_WRITTEN EXERCISE_: Show all lines holding "Fahrmanöver".

_SUPPLIED MATERIAL_:
###

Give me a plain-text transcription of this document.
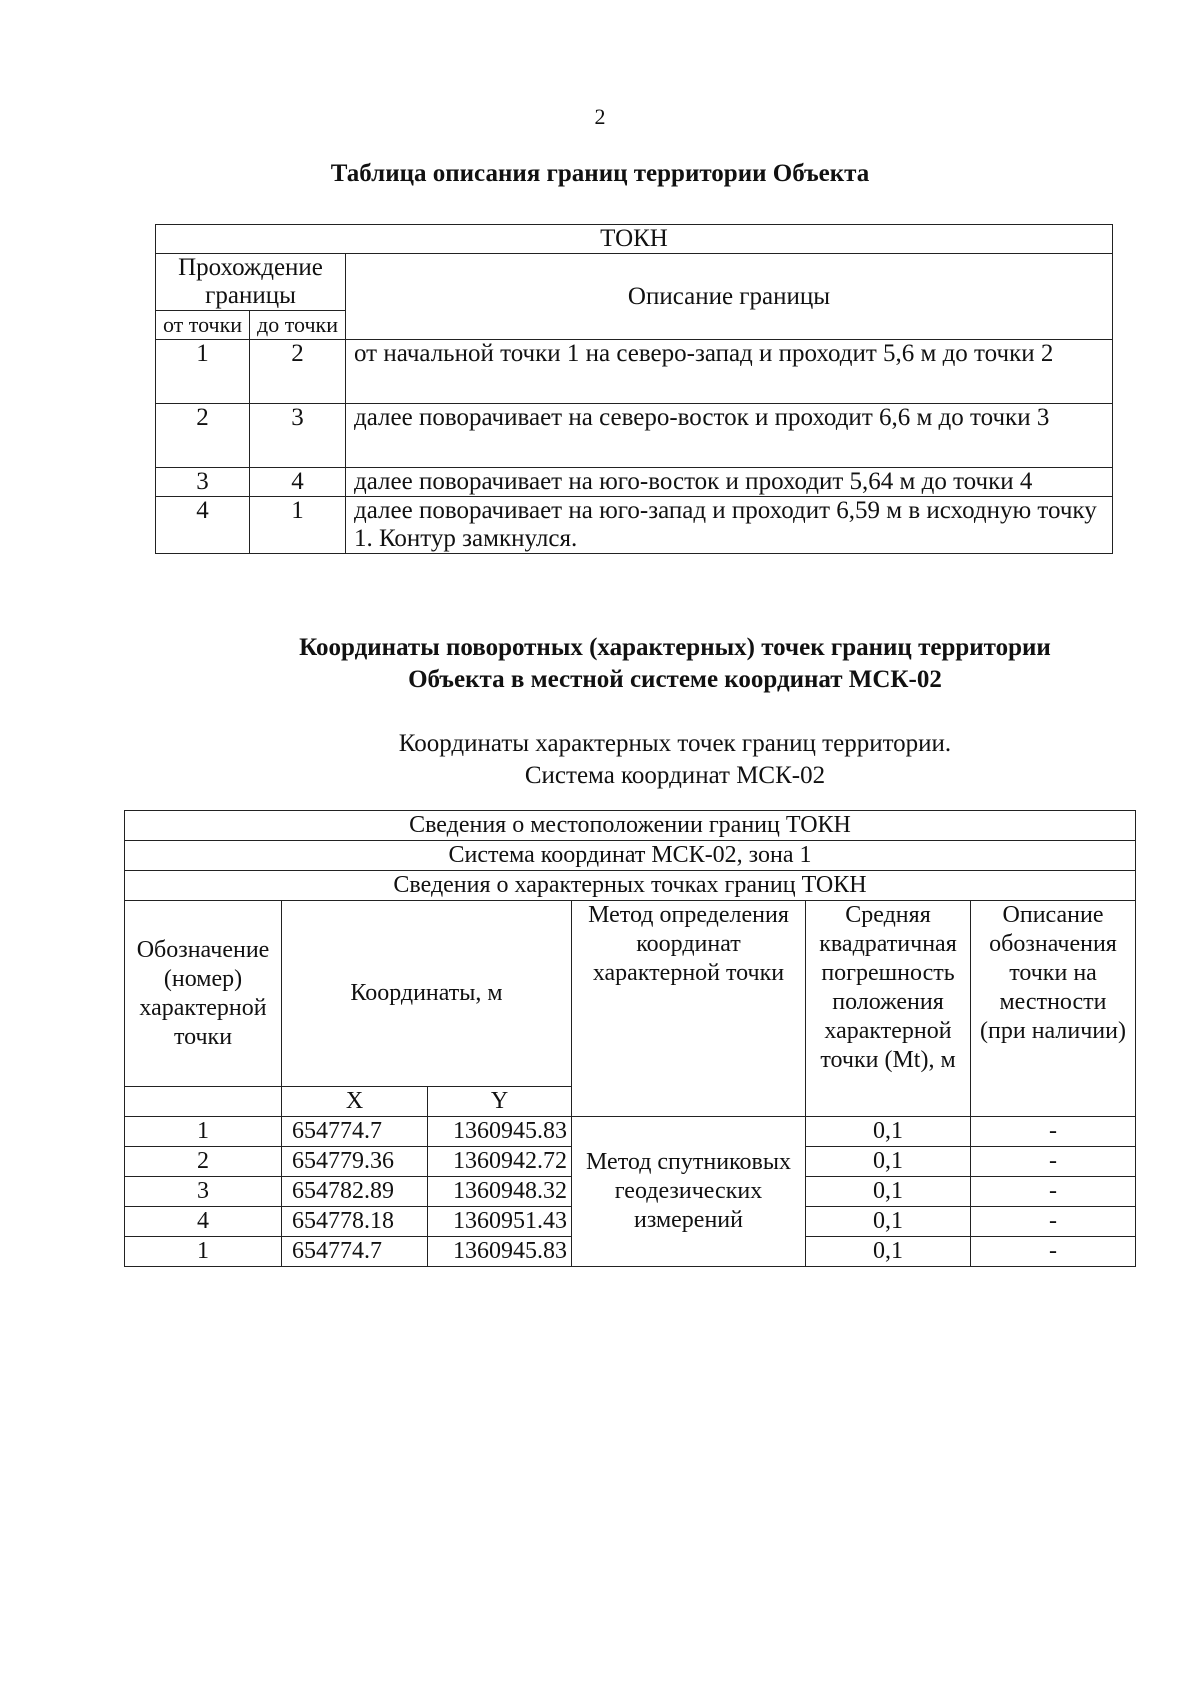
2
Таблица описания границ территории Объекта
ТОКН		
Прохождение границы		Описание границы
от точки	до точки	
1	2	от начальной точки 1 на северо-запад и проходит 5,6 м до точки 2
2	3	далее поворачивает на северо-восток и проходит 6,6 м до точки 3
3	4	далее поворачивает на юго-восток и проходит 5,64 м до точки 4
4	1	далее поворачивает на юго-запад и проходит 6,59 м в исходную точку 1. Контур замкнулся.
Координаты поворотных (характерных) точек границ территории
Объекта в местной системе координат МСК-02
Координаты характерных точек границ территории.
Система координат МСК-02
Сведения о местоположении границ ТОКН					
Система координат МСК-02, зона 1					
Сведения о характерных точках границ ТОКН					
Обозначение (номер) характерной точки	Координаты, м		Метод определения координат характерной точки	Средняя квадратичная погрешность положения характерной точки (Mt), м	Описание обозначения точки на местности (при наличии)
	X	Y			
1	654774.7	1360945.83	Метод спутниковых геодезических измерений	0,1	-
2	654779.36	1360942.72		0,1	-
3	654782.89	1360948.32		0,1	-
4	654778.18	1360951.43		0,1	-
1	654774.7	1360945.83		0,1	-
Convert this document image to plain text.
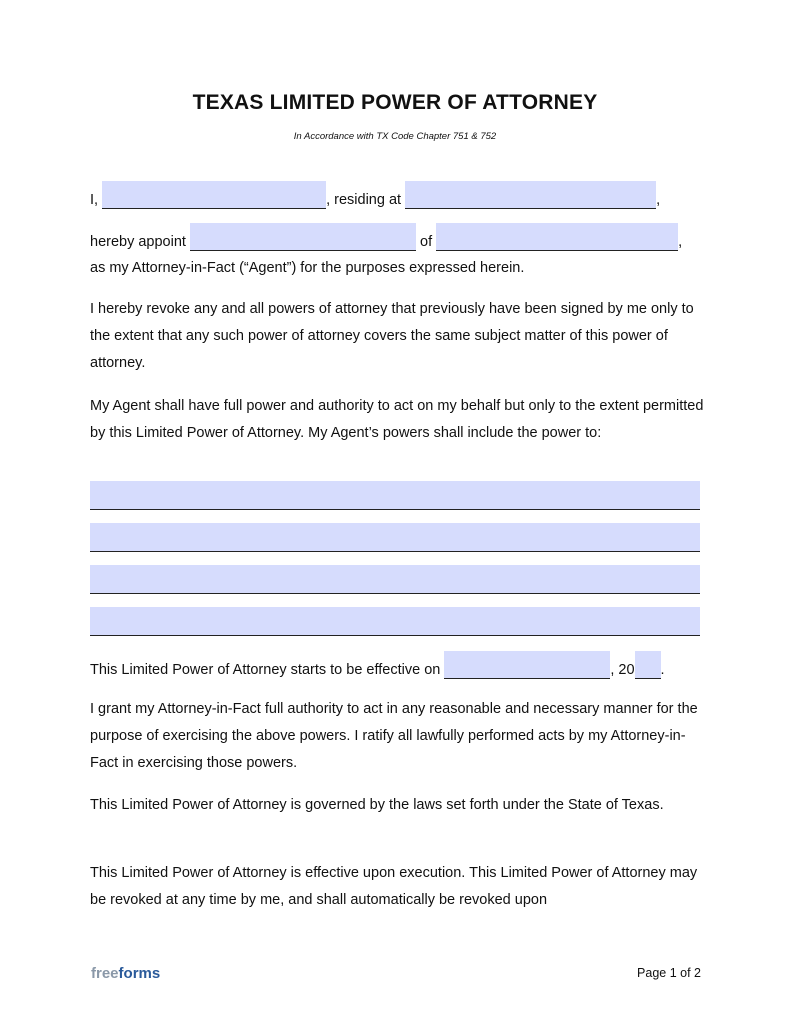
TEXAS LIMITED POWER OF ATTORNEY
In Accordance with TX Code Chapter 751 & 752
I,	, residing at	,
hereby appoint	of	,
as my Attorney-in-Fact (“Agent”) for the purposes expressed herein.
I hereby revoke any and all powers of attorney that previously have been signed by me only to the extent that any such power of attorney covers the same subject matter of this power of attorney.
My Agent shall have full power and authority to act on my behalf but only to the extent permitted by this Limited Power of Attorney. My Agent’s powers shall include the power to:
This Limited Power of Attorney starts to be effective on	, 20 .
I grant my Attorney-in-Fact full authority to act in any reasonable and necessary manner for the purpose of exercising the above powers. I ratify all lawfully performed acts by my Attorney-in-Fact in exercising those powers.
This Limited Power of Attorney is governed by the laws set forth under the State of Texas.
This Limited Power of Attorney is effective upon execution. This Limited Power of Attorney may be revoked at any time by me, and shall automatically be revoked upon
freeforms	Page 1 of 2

###

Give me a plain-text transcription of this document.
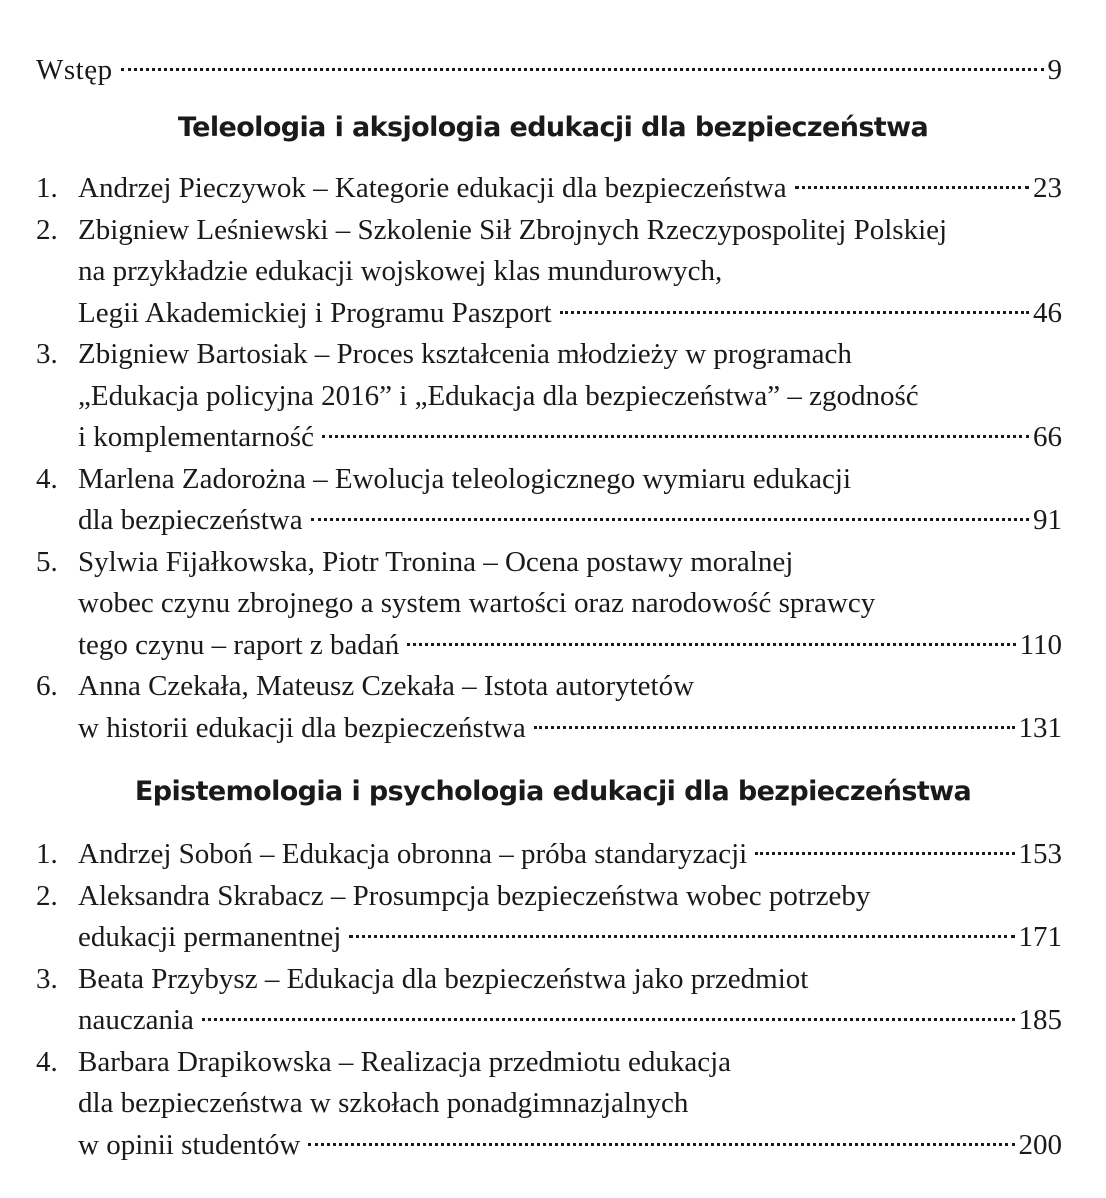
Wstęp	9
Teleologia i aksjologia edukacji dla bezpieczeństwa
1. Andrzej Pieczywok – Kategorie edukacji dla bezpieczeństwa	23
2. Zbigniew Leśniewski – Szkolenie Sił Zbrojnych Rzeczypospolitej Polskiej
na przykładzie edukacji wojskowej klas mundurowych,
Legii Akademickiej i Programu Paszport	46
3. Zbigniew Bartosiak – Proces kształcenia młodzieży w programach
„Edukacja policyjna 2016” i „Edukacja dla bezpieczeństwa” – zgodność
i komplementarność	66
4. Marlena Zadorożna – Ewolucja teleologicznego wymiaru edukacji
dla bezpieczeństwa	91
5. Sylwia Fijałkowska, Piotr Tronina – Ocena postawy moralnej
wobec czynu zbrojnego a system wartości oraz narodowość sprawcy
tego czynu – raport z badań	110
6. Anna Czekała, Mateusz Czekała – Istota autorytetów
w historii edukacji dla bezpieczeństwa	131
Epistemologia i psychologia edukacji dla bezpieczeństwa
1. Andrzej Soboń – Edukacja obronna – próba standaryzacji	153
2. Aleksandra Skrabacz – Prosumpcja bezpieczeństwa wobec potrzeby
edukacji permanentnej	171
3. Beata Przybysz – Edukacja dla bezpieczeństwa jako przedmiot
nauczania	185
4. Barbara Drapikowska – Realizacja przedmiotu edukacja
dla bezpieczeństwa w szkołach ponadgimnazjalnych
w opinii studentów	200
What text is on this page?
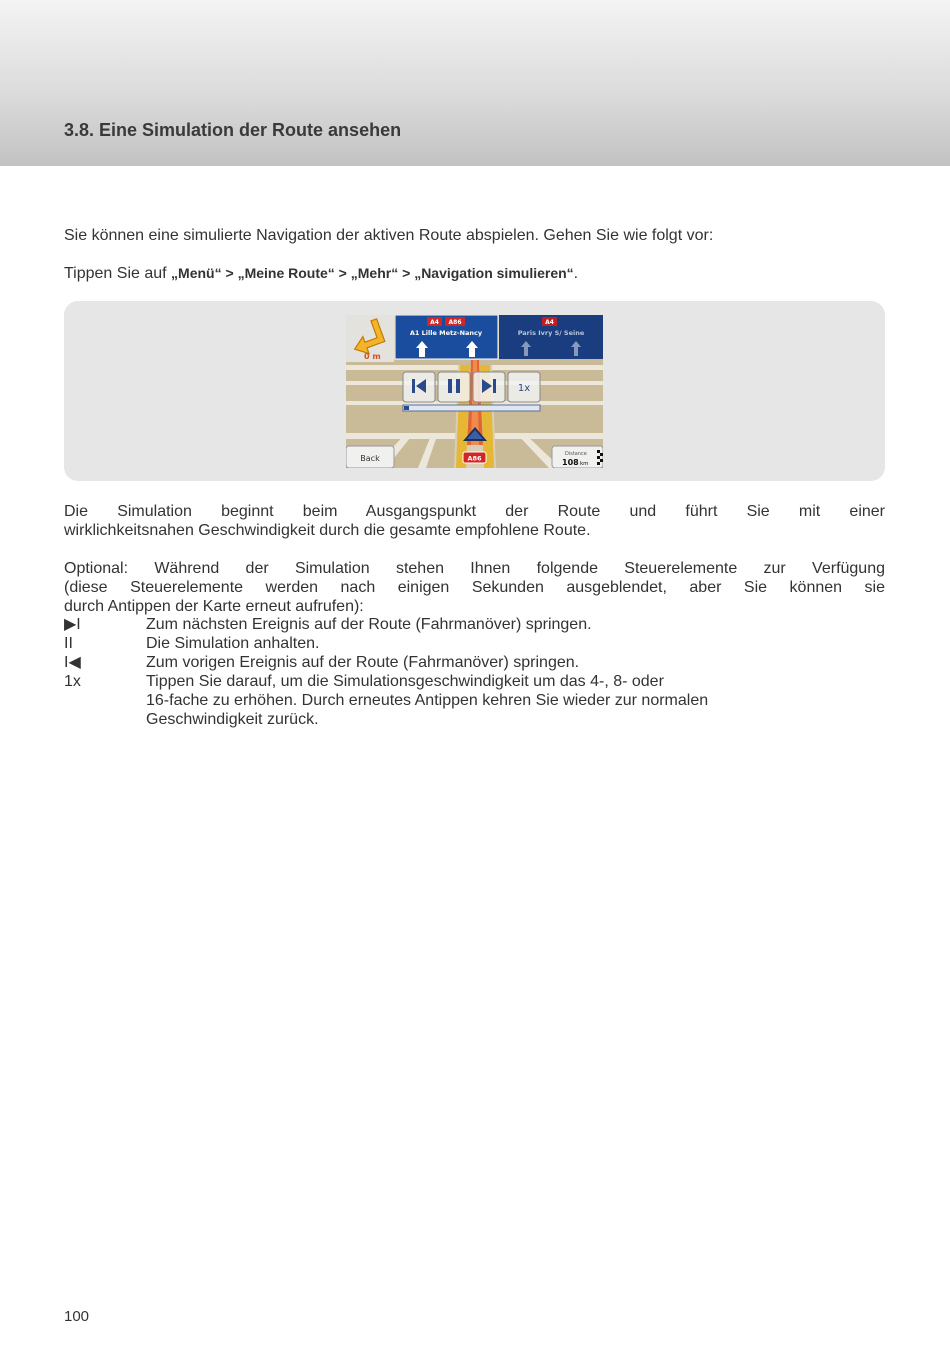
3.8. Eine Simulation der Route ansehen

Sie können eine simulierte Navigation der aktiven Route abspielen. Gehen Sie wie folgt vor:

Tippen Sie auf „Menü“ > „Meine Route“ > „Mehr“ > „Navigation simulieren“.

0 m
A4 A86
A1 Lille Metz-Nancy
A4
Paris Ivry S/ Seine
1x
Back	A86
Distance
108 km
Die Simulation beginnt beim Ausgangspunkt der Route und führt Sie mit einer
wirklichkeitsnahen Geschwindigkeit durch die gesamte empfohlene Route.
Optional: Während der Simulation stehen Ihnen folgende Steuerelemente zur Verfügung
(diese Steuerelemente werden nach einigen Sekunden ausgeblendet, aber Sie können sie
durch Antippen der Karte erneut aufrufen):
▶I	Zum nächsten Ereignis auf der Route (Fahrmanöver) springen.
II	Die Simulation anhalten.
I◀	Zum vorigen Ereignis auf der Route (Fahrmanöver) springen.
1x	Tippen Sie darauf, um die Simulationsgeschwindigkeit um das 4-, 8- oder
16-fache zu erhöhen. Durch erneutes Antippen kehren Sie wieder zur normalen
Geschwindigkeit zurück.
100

###

_PROBLEM SOLUTION_:
▶I	Zum nächsten Ereignis auf der Route (Fahrmanöver) springen.
I◀	Zum vorigen Ereignis auf der Route (Fahrmanöver) springen.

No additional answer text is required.